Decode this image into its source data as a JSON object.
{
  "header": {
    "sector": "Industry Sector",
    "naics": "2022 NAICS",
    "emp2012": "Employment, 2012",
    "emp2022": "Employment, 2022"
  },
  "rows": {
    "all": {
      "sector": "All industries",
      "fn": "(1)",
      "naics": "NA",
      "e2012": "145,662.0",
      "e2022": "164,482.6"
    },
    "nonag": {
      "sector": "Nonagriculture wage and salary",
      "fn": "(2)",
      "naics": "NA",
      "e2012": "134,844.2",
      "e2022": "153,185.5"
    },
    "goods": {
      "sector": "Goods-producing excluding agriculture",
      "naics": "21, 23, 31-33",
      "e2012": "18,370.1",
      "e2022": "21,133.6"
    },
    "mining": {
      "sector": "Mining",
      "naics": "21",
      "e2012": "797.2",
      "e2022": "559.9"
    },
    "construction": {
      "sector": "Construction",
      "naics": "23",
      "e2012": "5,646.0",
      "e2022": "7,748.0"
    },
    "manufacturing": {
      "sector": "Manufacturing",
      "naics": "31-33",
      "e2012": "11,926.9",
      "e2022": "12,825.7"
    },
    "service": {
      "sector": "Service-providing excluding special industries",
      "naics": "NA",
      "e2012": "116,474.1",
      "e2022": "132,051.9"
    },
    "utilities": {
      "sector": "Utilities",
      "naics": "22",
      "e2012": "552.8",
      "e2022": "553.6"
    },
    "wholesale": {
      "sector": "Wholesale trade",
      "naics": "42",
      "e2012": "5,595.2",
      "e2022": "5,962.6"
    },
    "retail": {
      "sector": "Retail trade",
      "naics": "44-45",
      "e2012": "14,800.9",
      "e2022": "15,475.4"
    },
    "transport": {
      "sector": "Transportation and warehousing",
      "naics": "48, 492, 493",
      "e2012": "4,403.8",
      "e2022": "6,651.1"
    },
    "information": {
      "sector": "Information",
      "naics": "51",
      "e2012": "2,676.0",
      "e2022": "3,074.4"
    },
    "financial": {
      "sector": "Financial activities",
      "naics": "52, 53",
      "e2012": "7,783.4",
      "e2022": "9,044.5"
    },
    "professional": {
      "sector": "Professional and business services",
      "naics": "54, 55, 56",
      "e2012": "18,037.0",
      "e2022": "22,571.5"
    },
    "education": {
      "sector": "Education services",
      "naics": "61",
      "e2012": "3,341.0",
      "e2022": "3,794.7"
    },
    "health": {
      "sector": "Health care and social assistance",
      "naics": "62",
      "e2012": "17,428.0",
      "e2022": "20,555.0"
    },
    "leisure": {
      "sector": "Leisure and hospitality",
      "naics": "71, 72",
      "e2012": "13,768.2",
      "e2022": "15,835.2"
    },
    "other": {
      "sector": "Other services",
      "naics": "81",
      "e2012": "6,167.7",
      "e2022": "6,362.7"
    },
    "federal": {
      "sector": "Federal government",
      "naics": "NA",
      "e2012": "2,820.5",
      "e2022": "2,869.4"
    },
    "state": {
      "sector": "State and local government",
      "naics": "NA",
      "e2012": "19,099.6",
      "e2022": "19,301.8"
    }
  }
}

================

▶ _STATED EXERCISE_: Determine how many lines of the listing above include the word "excluding", and report that number only.

▶ _EXERCISE RESULT_: 2